▶ _ЗАДАНИЕ_
Переведите на английский язык предложение из текста о политике памяти в Германии: «Кажется, в Германии снова стало можно играть “на патриотизме” – столь привлекательном ресурсе символической политики.»

▶ _ИСХОДНЫЙ ТЕКСТ_
··········

С тех пор, как молодые ополченцы (Flakhelfer) сошли с политической сцены и закатилась эра Хельмута Коля, в политику вошли новые практики обращения с прошлым. Не без горькой иронии приходится наблюдать, с каким удовлетворением поколение Шредера примеряет на себя одежды тех, кому выпало счастье “родиться позже”. Об этом даре судьбы с благодарностью говорил в свое время бывший гитлер-юнге Гюнтер Гаус, незадолго до того, как Хельмут Коль скомпрометировал себя аналогичным признанием в Израиле.[26]
С тех пор минуло уже 20 лет, в течение которых неоднократно предпринимались риторические попытки провозгласить “конец послевоенной эпохи”. Новый канцлер “новой Германии” (выражение, также употреблявшееся Колем[27]) свободен поднимать многие темы, в том числе и те, которые вряд ли бы простили его предшественникам. Например, на церемонии своей инаугурации он выразил желание воздвигнуть памятник жертвам Холокоста, к которому бы “охотно шли” люди.[28] Когда во время иракского конфликта Герхард Шредер заявил о самостоятельном “немецком пути”, когда он требовал для Германии (а не для Европы) постоянного представительства в Совете Безопасности ООН и когда во время празднования 60-летней годовщины высадки союзников в Нормандии прозвучало заявление канцлера, что немецкий народ вернулся “в круг цивилизованного сообщества наций”,[29] – все это было не только проявлением объективных изменений политической ситуации после 1989-1990 гг. Перечисленные заявления канцлера следует интерпретировать как выражение субъективно воспринимаемой дистанции по отношению к “старой Германии тех черных дней”. Кажется, в Германии снова стало можно играть “на патриотизме” – столь привлекательном ресурсе символической политики.

··········

[Данные пространственной компоновки]
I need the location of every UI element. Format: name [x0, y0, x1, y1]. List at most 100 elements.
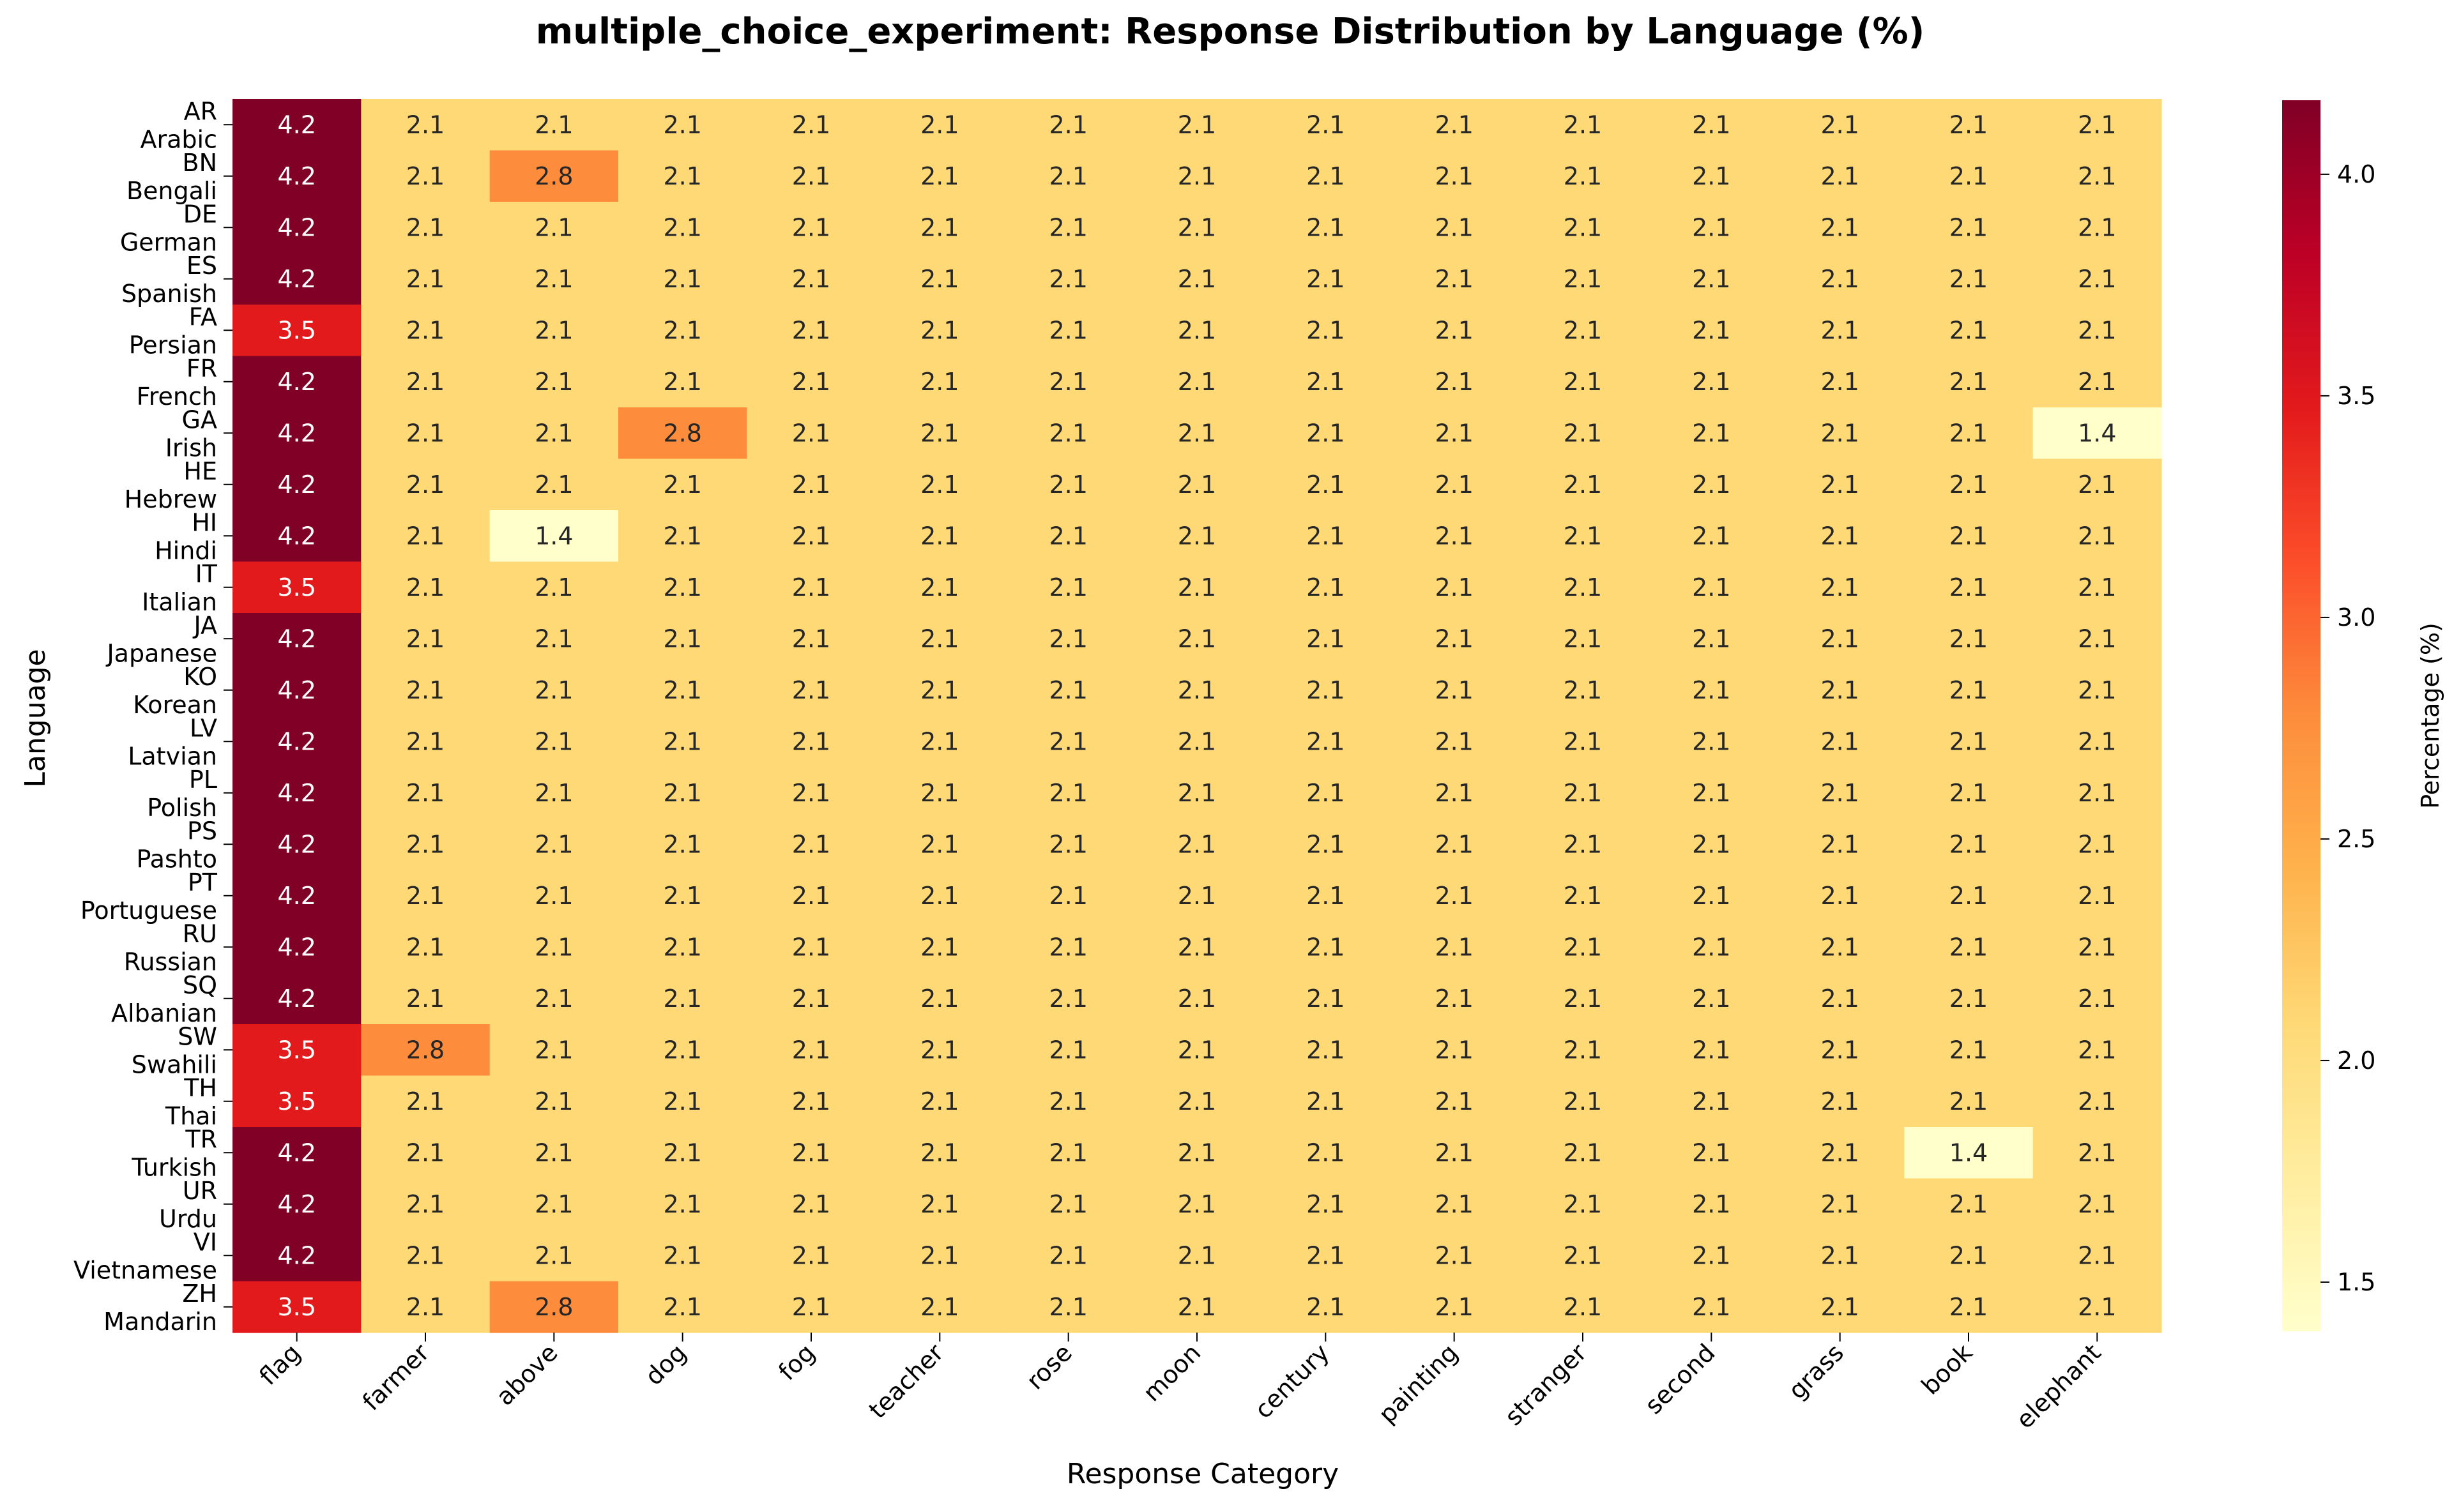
heatmap-cell [1647, 305, 1776, 357]
cell-value-label: 2.1 [1178, 419, 1216, 447]
cell-value-label: 2.1 [1306, 1036, 1345, 1064]
cell-value-label: 2.1 [1435, 522, 1473, 550]
heatmap-cell [1647, 819, 1776, 871]
cell-value-label: 2.1 [1435, 162, 1473, 190]
heatmap-cell [618, 561, 747, 614]
y-tick-label-code: GA [182, 405, 217, 434]
heatmap-cell [1261, 253, 1391, 305]
cell-value-label: 2.1 [1820, 985, 1859, 1013]
heatmap-cell [1132, 972, 1262, 1025]
cell-value-label: 2.1 [1820, 624, 1859, 653]
heatmap-cell [1647, 510, 1776, 563]
x-axis-label: Response Category [1067, 1458, 1339, 1490]
cell-value-label: 2.1 [535, 265, 573, 293]
x-tick-label: century [1249, 1338, 1335, 1424]
cell-value-label: 2.1 [663, 471, 701, 499]
heatmap-cell [875, 819, 1005, 871]
heatmap-cell [2032, 305, 2162, 357]
cell-value-label: 2.1 [920, 471, 959, 499]
cell-value-label: 2.1 [1820, 522, 1859, 550]
y-axis-label: Language [19, 649, 52, 787]
cell-value-label: 4.2 [277, 522, 316, 550]
cell-value-label: 2.1 [663, 1293, 701, 1321]
y-tick-label-code: RU [183, 919, 217, 948]
cell-value-label: 2.1 [1692, 985, 1730, 1013]
heatmap-cell [1904, 561, 2034, 614]
cell-value-label: 2.1 [2078, 110, 2116, 139]
heatmap-cell [1132, 767, 1262, 819]
heatmap-cell [1904, 664, 2034, 716]
cell-value-label: 2.1 [1306, 830, 1345, 858]
heatmap-cell [1776, 1127, 1905, 1179]
cell-value-label: 2.1 [1692, 676, 1730, 704]
cell-value-label: 2.1 [535, 882, 573, 910]
cell-value-label: 2.1 [1049, 573, 1087, 601]
heatmap-cell [2032, 716, 2162, 768]
heatmap-cell [232, 921, 362, 974]
cell-value-label: 2.1 [792, 933, 830, 961]
cell-value-label: 2.1 [1435, 1190, 1473, 1218]
y-tick-label-code: TR [185, 1125, 217, 1153]
cell-value-label: 2.1 [663, 985, 701, 1013]
heatmap-cell [1647, 356, 1776, 408]
cell-value-label: 2.1 [2078, 933, 2116, 961]
heatmap-cells [232, 99, 2162, 1333]
heatmap-cell [1518, 1178, 1648, 1230]
heatmap-cell [1647, 972, 1776, 1025]
heatmap-cell [1004, 716, 1133, 768]
heatmap-cell [489, 1127, 619, 1179]
heatmap-cell [1132, 716, 1262, 768]
cell-value-label: 2.1 [1692, 1138, 1730, 1167]
cell-value-label: 2.1 [1820, 882, 1859, 910]
heatmap-cell [1518, 819, 1648, 871]
heatmap-cell [1390, 99, 1519, 151]
cell-value-label: 2.1 [1692, 1241, 1730, 1269]
cell-value-label: 2.1 [1564, 1241, 1602, 1269]
heatmap-cell [618, 202, 747, 254]
heatmap-cell [1776, 1024, 1905, 1077]
cell-value-label: 2.1 [663, 1190, 701, 1218]
heatmap-cell [1132, 664, 1262, 716]
y-tick-label-name: Hebrew [125, 485, 217, 513]
heatmap-cell [361, 613, 491, 665]
cell-value-label: 2.1 [1820, 1190, 1859, 1218]
cell-value-label: 2.1 [1820, 110, 1859, 139]
heatmap-cell [747, 407, 876, 460]
heatmap-cell [489, 1281, 619, 1333]
cell-value-label: 2.1 [2078, 624, 2116, 653]
cell-value-label: 2.1 [1049, 1036, 1087, 1064]
cell-value-label: 2.1 [1049, 419, 1087, 447]
heatmap-cell [1132, 1075, 1262, 1128]
cell-value-label: 2.1 [1435, 882, 1473, 910]
cell-value-label: 2.1 [1049, 1293, 1087, 1321]
cell-value-label: 2.1 [1820, 1036, 1859, 1064]
cell-value-label: 2.1 [406, 471, 445, 499]
heatmap-cell [1776, 870, 1905, 922]
y-tick-label-code: FA [189, 303, 217, 331]
heatmap-cell [1390, 202, 1519, 254]
heatmap-cell [2032, 613, 2162, 665]
cell-value-label: 2.1 [1564, 522, 1602, 550]
cell-value-label: 2.1 [1049, 676, 1087, 704]
cell-value-label: 2.1 [1178, 1293, 1216, 1321]
y-tick-label-code: DE [183, 200, 217, 228]
y-tick-label-code: BN [183, 149, 218, 177]
cell-value-label: 2.1 [2078, 676, 2116, 704]
heatmap-cell [1004, 664, 1133, 716]
y-tick-label-code: ZH [182, 1280, 217, 1308]
cell-value-label: 4.2 [277, 368, 316, 396]
cell-value-label: 2.1 [1306, 727, 1345, 755]
heatmap-cell [875, 1024, 1005, 1077]
y-tick-label-name: Japanese [105, 639, 217, 667]
cell-value-label: 2.1 [1435, 676, 1473, 704]
heatmap-cell [2032, 561, 2162, 614]
cell-value-label: 2.1 [1049, 882, 1087, 910]
heatmap-cell [489, 767, 619, 819]
heatmap-cell [1132, 1024, 1262, 1077]
cell-value-label: 2.1 [920, 1087, 959, 1115]
cell-value-label: 2.1 [1178, 676, 1216, 704]
colorbar: 1.5 2.0 2.5 3.0 3.5 4.0 Percentage (%) [2282, 100, 2444, 1331]
heatmap-cell [1390, 1178, 1519, 1230]
y-tick-label-name: Thai [165, 1102, 217, 1130]
cell-value-label: 2.1 [920, 727, 959, 755]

··········

▶ _РЕЗУЛЬТАТ ВЫПОЛНЕНИЯ_
It seems that in Germany it has once again become possible to play "on patriotism," that highly attractive resource of symbolic politics.